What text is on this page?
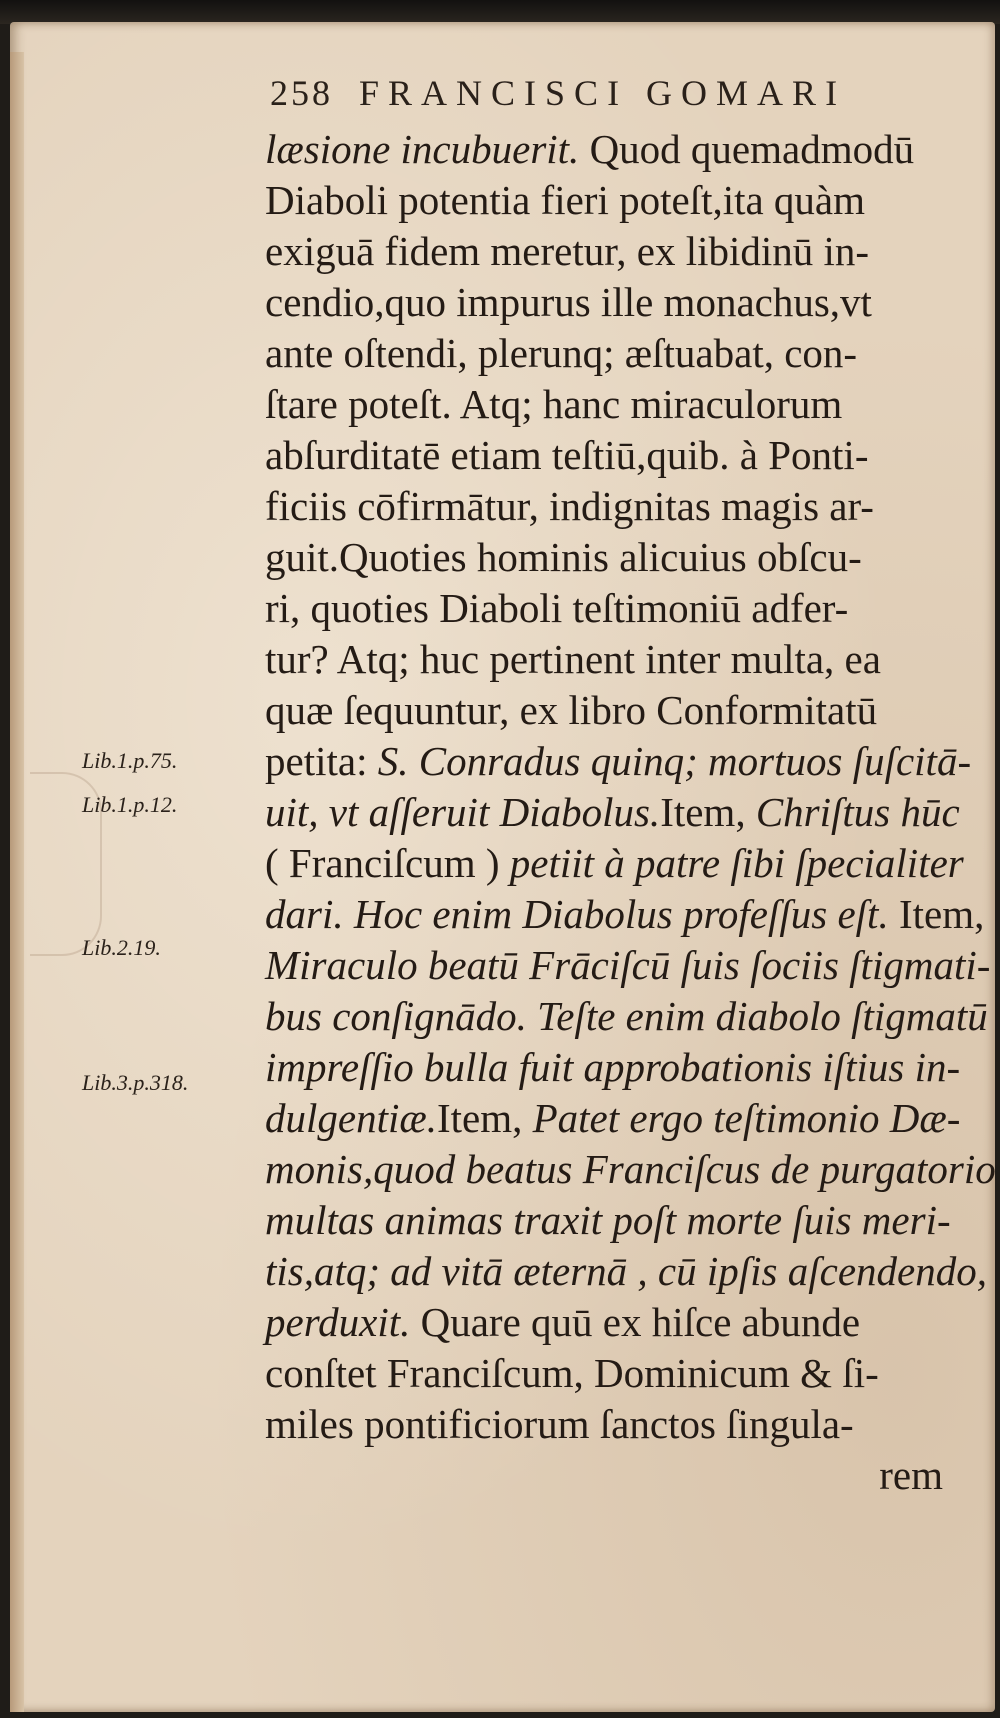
258 FRANCISCI GOMARI
læsione incubuerit. Quod quemadmodū
Diaboli potentia fieri poteſt,ita quàm
exiguā fidem meretur, ex libidinū in-
cendio,quo impurus ille monachus,vt
ante oſtendi, plerunq; æſtuabat, con-
ſtare poteſt. Atq; hanc miraculorum
abſurditatē etiam teſtiū,quib. à Ponti-
ficiis cōfirmātur, indignitas magis ar-
guit.Quoties hominis alicuius obſcu-
ri, quoties Diaboli teſtimoniū adfer-
tur? Atq; huc pertinent inter multa, ea
quæ ſequuntur, ex libro Conformitatū
petita: S. Conradus quinq; mortuos ſuſcitā-
uit, vt aſſeruit Diabolus.Item, Chriſtus hūc
( Franciſcum ) petiit à patre ſibi ſpecialiter
dari. Hoc enim Diabolus profeſſus eſt. Item,
Miraculo beatū Frāciſcū ſuis ſociis ſtigmati-
bus conſignādo. Teſte enim diabolo ſtigmatū
impreſſio bulla fuit approbationis iſtius in-
dulgentiæ.Item, Patet ergo teſtimonio Dæ-
monis,quod beatus Franciſcus de purgatorio
multas animas traxit poſt morte ſuis meri-
tis,atq; ad vitā æternā , cū ipſis aſcendendo,
perduxit. Quare quū ex hiſce abunde
conſtet Franciſcum, Dominicum & ſi-
miles pontificiorum ſanctos ſingula-
rem
Lib.1.p.75.
Lib.1.p.12.
Lib.2.19.
Lib.3.p.318.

Task to complete
Show every line in the records above that contains the word "Diaboli".

Complete response
Diaboli potentia fieri poteſt,ita quàm
ri, quoties Diaboli teſtimoniū adfer-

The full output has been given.